Dataset excerpt
(begin)
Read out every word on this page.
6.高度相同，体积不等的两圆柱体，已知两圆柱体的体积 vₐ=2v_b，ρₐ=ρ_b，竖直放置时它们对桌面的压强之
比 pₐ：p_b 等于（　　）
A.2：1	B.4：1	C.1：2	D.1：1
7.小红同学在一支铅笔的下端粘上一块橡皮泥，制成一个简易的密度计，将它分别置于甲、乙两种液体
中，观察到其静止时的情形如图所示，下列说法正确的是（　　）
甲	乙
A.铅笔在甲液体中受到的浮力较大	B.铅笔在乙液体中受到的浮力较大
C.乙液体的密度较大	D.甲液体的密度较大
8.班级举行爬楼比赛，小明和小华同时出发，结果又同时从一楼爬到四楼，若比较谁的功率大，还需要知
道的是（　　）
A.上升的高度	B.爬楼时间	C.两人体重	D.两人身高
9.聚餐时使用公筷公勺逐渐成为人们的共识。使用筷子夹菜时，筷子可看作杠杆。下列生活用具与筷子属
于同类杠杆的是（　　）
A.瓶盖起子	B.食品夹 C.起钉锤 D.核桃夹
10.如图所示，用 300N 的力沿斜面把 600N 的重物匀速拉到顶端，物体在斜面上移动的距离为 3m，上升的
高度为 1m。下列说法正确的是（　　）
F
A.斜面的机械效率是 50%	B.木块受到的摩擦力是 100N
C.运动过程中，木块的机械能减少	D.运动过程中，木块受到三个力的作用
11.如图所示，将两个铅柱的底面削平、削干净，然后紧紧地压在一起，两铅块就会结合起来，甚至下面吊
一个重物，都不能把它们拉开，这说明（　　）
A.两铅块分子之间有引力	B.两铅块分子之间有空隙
(end)
» What to produce:
Retype the entries exactly, including every line.

» Answer in full:
Read out every word on this page.
6.高度相同，体积不等的两圆柱体，已知两圆柱体的体积 vₐ=2v_b，ρₐ=ρ_b，竖直放置时它们对桌面的压强之
比 pₐ：p_b 等于（　　）
A.2：1	B.4：1	C.1：2	D.1：1
7.小红同学在一支铅笔的下端粘上一块橡皮泥，制成一个简易的密度计，将它分别置于甲、乙两种液体
中，观察到其静止时的情形如图所示，下列说法正确的是（　　）
甲	乙
A.铅笔在甲液体中受到的浮力较大	B.铅笔在乙液体中受到的浮力较大
C.乙液体的密度较大	D.甲液体的密度较大
8.班级举行爬楼比赛，小明和小华同时出发，结果又同时从一楼爬到四楼，若比较谁的功率大，还需要知
道的是（　　）
A.上升的高度	B.爬楼时间	C.两人体重	D.两人身高
9.聚餐时使用公筷公勺逐渐成为人们的共识。使用筷子夹菜时，筷子可看作杠杆。下列生活用具与筷子属
于同类杠杆的是（　　）
A.瓶盖起子	B.食品夹 C.起钉锤 D.核桃夹
10.如图所示，用 300N 的力沿斜面把 600N 的重物匀速拉到顶端，物体在斜面上移动的距离为 3m，上升的
高度为 1m。下列说法正确的是（　　）
F
A.斜面的机械效率是 50%	B.木块受到的摩擦力是 100N
C.运动过程中，木块的机械能减少	D.运动过程中，木块受到三个力的作用
11.如图所示，将两个铅柱的底面削平、削干净，然后紧紧地压在一起，两铅块就会结合起来，甚至下面吊
一个重物，都不能把它们拉开，这说明（　　）
A.两铅块分子之间有引力	B.两铅块分子之间有空隙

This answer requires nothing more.